Copy the rows word for word, beginning with the line that contains "What elements are" and continuing through the line that contains "681, 582, 814]".

Region boundary data:
---+---

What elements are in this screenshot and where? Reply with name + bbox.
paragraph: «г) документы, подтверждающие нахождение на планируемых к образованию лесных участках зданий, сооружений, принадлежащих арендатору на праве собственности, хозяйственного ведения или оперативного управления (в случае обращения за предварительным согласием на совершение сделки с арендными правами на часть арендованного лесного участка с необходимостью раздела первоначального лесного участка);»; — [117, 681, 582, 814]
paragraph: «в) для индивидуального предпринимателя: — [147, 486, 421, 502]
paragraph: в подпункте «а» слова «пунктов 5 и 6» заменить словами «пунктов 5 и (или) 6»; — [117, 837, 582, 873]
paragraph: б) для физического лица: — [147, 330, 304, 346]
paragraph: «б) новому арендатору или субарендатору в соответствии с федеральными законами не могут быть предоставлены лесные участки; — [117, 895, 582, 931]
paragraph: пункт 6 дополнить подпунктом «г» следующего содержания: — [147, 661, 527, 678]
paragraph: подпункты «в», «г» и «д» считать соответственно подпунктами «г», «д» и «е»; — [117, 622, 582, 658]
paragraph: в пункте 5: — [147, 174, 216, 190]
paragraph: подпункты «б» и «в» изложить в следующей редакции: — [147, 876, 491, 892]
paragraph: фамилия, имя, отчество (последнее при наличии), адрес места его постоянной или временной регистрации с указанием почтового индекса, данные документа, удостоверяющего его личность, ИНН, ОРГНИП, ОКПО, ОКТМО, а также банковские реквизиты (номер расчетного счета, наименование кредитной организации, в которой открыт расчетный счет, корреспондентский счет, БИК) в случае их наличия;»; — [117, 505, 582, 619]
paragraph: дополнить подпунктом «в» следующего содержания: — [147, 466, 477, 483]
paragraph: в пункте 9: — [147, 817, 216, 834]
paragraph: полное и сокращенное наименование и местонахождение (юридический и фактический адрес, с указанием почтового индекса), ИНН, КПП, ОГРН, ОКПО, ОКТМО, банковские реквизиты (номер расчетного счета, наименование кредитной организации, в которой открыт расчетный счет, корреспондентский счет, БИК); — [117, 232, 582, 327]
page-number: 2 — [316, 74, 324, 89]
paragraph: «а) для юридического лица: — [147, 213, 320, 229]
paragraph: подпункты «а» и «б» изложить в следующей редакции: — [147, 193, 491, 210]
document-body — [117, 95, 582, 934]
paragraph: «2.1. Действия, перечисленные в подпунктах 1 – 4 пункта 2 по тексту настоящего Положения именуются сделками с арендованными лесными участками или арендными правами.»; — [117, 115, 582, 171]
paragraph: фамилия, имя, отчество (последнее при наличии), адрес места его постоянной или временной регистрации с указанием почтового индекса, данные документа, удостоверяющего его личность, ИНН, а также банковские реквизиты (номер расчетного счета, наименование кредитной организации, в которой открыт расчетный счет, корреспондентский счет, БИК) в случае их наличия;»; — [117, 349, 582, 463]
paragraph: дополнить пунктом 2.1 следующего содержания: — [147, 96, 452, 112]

---+---

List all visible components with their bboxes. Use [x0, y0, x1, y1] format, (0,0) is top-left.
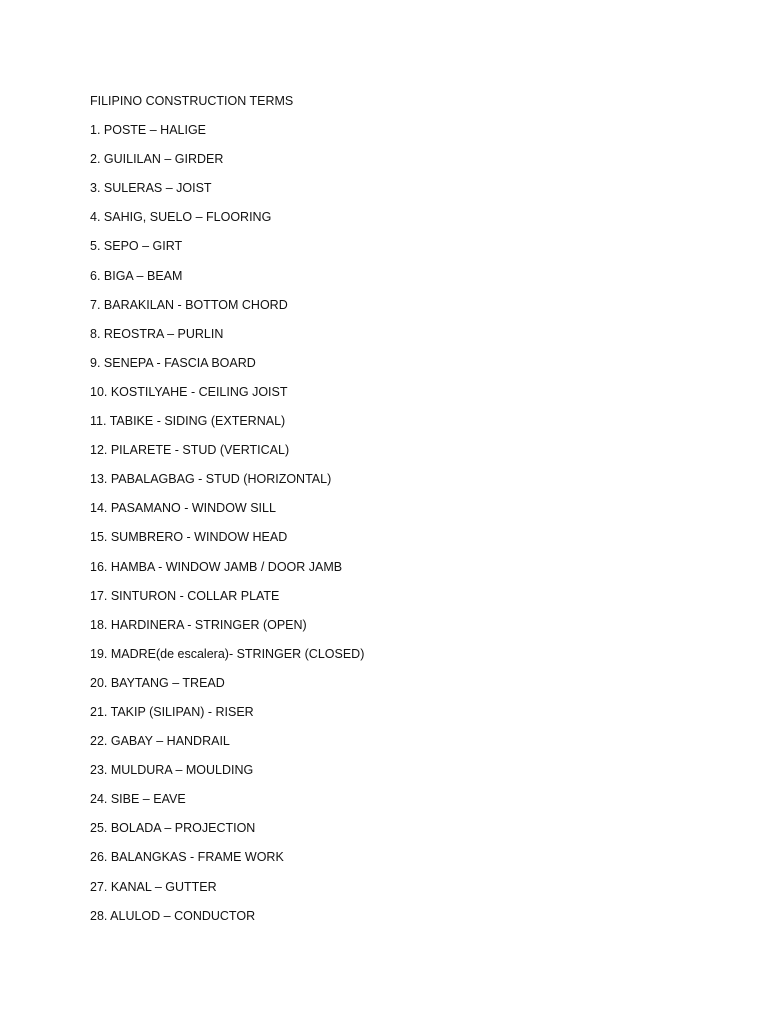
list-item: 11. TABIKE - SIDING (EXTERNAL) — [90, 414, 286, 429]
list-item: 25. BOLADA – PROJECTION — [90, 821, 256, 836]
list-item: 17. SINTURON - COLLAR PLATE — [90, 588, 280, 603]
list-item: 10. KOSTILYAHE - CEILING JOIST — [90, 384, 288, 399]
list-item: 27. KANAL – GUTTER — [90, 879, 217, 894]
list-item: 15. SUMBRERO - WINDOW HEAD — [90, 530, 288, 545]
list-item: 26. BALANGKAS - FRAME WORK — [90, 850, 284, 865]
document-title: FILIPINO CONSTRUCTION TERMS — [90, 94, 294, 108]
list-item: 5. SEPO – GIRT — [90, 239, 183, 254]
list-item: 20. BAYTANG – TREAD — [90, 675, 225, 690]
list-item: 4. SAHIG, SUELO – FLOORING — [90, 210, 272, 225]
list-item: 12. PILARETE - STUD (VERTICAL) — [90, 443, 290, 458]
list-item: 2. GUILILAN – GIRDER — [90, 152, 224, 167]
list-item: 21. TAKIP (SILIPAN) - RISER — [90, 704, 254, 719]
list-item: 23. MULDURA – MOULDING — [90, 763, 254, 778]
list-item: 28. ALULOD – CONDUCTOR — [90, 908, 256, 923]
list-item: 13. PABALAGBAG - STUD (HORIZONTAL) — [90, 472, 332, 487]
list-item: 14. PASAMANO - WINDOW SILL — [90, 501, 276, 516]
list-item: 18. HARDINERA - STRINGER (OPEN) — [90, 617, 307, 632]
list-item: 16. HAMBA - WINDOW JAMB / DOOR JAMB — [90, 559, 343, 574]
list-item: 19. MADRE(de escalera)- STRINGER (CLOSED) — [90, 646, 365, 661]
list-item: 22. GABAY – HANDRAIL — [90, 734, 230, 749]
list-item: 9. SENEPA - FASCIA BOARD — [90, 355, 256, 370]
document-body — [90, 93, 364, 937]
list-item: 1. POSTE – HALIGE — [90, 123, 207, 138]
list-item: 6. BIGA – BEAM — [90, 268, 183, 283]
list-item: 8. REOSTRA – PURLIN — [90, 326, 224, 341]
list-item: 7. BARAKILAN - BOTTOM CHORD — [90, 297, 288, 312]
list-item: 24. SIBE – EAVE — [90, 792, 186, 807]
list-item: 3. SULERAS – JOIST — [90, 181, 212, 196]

---+---

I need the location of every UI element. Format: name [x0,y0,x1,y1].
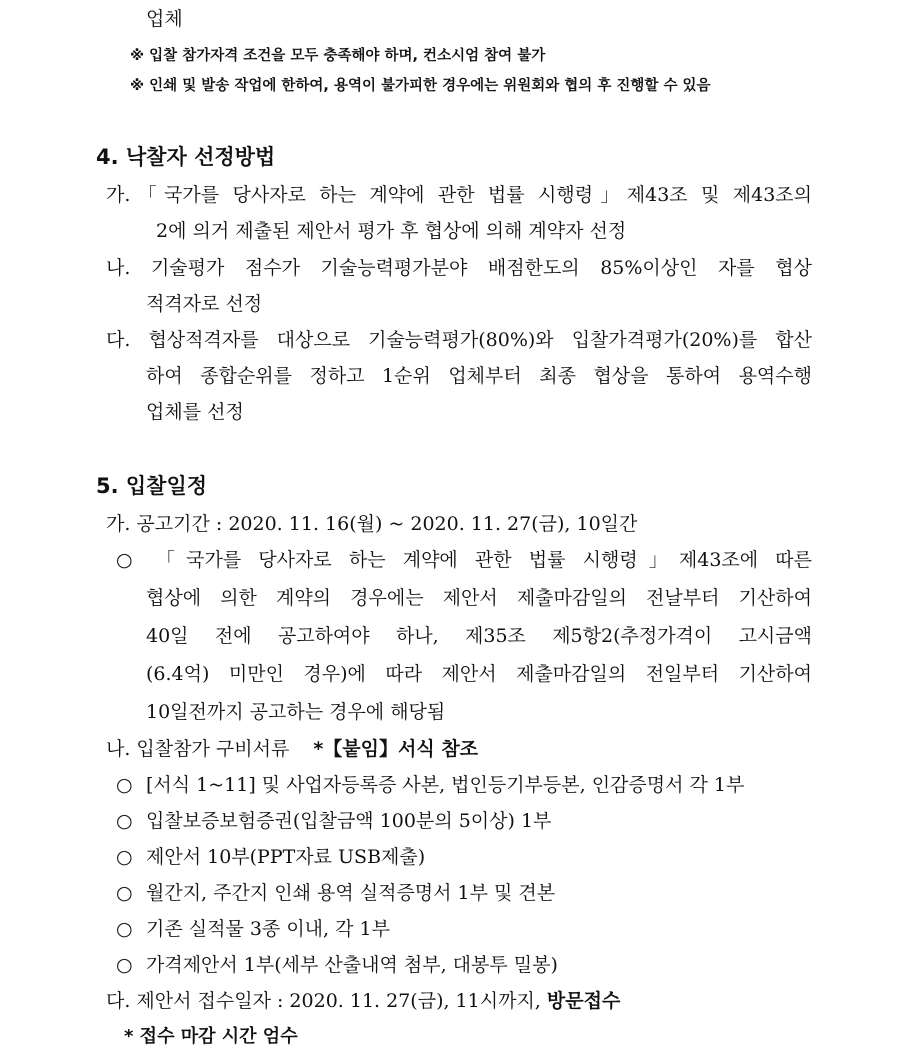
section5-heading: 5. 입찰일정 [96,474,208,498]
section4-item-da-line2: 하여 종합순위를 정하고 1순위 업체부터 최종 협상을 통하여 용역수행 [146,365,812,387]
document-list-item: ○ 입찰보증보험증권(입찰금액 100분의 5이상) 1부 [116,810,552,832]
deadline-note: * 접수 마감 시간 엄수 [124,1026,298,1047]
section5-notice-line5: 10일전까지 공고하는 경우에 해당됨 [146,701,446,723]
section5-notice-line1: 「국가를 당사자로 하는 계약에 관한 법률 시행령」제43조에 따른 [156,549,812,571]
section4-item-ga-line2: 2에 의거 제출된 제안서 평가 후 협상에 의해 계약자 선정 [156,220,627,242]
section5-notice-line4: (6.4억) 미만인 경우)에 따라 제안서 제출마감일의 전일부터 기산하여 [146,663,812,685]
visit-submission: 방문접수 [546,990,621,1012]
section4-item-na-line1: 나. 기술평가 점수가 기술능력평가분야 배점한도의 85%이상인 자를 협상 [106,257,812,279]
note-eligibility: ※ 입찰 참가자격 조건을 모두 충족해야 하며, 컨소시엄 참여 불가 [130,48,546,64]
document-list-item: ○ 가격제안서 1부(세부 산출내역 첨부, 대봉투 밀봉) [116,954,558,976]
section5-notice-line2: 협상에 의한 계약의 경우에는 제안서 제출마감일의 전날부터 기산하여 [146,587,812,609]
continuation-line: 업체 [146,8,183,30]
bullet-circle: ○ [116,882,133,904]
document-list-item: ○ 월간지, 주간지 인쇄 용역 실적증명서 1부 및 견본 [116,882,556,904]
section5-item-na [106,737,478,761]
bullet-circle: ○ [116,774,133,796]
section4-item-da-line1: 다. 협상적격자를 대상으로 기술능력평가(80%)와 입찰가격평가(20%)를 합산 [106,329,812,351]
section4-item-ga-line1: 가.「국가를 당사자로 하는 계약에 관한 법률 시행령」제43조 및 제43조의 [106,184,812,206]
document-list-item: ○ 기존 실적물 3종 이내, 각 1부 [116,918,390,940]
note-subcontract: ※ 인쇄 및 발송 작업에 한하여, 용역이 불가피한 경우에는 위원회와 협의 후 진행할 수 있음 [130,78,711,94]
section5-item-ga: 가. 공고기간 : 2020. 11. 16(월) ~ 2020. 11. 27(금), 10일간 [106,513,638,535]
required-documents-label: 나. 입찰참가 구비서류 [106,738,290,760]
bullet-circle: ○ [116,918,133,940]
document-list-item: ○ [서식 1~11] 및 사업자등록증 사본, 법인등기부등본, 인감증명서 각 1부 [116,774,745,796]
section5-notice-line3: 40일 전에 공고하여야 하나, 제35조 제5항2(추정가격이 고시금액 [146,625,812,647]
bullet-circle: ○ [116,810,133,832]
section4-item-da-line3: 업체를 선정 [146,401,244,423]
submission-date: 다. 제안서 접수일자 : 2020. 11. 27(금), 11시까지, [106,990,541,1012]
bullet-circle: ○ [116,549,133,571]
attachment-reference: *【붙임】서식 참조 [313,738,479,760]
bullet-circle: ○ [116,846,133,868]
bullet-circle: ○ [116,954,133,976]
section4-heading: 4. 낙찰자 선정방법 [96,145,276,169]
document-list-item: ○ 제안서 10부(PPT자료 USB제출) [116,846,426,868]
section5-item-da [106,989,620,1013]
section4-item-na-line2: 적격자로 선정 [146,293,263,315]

---+---

### OUTPUT FOR THIS TASK
What elements are in this screenshot and where? Reply with name + bbox.
paragraph: «г) документы, подтверждающие нахождение на планируемых к образованию лесных участках зданий, сооружений, принадлежащих арендатору на праве собственности, хозяйственного ведения или оперативного управления (в случае обращения за предварительным согласием на совершение сделки с арендными правами на часть арендованного лесного участка с необходимостью раздела первоначального лесного участка);»; — [117, 681, 582, 814]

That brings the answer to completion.